Work required:
Below are some entries; can you quote all of them exactly?

(Records from a data source)
━━━━━━━━━━

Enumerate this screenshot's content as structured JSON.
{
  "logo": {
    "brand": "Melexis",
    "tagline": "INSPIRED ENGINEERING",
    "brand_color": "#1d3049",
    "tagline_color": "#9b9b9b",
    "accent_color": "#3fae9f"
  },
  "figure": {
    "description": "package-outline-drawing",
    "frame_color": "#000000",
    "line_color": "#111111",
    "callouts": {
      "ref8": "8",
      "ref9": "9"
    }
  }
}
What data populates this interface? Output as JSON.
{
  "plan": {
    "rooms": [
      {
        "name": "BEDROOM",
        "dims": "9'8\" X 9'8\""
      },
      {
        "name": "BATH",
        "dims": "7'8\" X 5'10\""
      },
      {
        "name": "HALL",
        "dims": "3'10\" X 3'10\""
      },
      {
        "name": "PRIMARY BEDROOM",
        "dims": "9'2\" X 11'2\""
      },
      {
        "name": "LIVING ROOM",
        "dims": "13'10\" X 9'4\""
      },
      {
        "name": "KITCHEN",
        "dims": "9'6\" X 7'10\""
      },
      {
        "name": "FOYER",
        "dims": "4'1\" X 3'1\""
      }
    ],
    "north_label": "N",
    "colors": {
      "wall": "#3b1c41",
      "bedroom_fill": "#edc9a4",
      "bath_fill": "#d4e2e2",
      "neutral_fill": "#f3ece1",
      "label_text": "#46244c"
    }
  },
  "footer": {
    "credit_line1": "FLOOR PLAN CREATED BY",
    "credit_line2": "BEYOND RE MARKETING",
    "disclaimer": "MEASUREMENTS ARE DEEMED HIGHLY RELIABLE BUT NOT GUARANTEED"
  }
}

━━━━━━━━━━

Expected answer:
Enumerate this screenshot's content as structured JSON.
{
  "logo": {
    "brand": "Melexis",
    "tagline": "INSPIRED ENGINEERING",
    "brand_color": "#1d3049",
    "tagline_color": "#9b9b9b",
    "accent_color": "#3fae9f"
  },
  "figure": {
    "description": "package-outline-drawing",
    "frame_color": "#000000",
    "line_color": "#111111",
    "callouts": {
      "ref8": "8",
      "ref9": "9"
    }
  }
}
What data populates this interface? Output as JSON.
{
  "plan": {
    "rooms": [
      {
        "name": "BEDROOM",
        "dims": "9'8\" X 9'8\""
      },
      {
        "name": "BATH",
        "dims": "7'8\" X 5'10\""
      },
      {
        "name": "HALL",
        "dims": "3'10\" X 3'10\""
      },
      {
        "name": "PRIMARY BEDROOM",
        "dims": "9'2\" X 11'2\""
      },
      {
        "name": "LIVING ROOM",
        "dims": "13'10\" X 9'4\""
      },
      {
        "name": "KITCHEN",
        "dims": "9'6\" X 7'10\""
      },
      {
        "name": "FOYER",
        "dims": "4'1\" X 3'1\""
      }
    ],
    "north_label": "N",
    "colors": {
      "wall": "#3b1c41",
      "bedroom_fill": "#edc9a4",
      "bath_fill": "#d4e2e2",
      "neutral_fill": "#f3ece1",
      "label_text": "#46244c"
    }
  },
  "footer": {
    "credit_line1": "FLOOR PLAN CREATED BY",
    "credit_line2": "BEYOND RE MARKETING",
    "disclaimer": "MEASUREMENTS ARE DEEMED HIGHLY RELIABLE BUT NOT GUARANTEED"
  }
}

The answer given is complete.